_What needs to be done_
Search the material below for the word "label" and copy every line in which it occurs.

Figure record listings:
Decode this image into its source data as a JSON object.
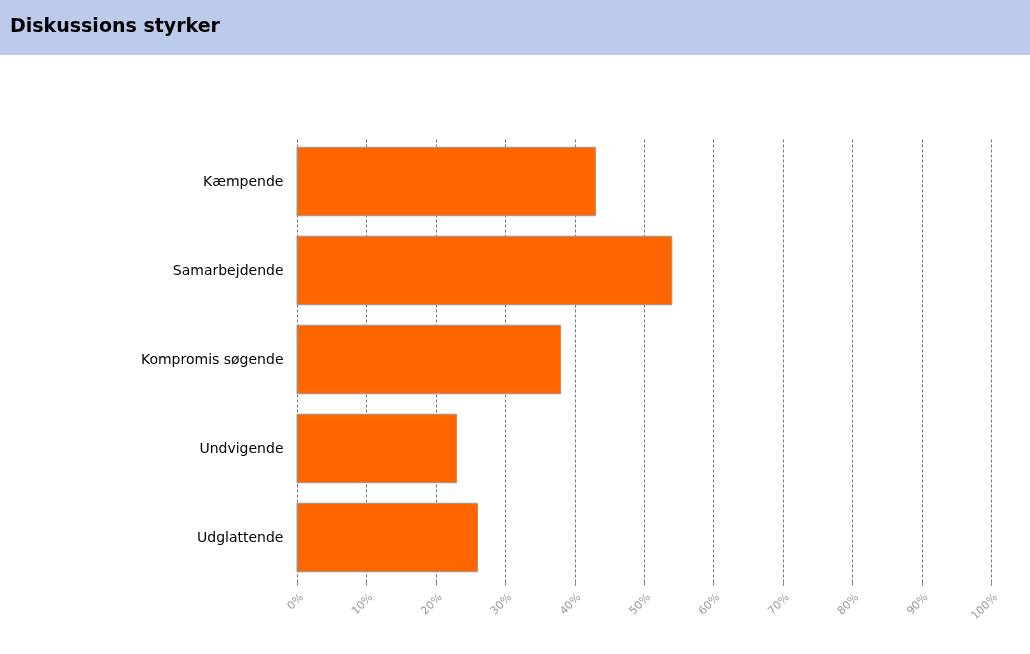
{
  "chart_data": {
    "type": "bar",
    "orientation": "horizontal",
    "title": "Diskussions styrker",
    "categories": [
      "Kæmpende",
      "Samarbejdende",
      "Kompromis søgende",
      "Undvigende",
      "Udglattende"
    ],
    "values": [
      43,
      54,
      38,
      23,
      26
    ],
    "color": "#ff6600",
    "xlim": [
      0,
      100
    ],
    "xticks": [
      {
        "value": 0,
        "label": "0%"
      },
      {
        "value": 10,
        "label": "10%"
      },
      {
        "value": 20,
        "label": "20%"
      },
      {
        "value": 30,
        "label": "30%"
      },
      {
        "value": 40,
        "label": "40%"
      },
      {
        "value": 50,
        "label": "50%"
      },
      {
        "value": 60,
        "label": "60%"
      },
      {
        "value": 70,
        "label": "70%"
      },
      {
        "value": 80,
        "label": "80%"
      },
      {
        "value": 90,
        "label": "90%"
      },
      {
        "value": 100,
        "label": "100%"
      }
    ],
    "grid": "x"
  }
}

_Solution below_
        "label": "0%"
        "label": "10%"
        "label": "20%"
        "label": "30%"
        "label": "40%"
        "label": "50%"
        "label": "60%"
        "label": "70%"
        "label": "80%"
        "label": "90%"
        "label": "100%"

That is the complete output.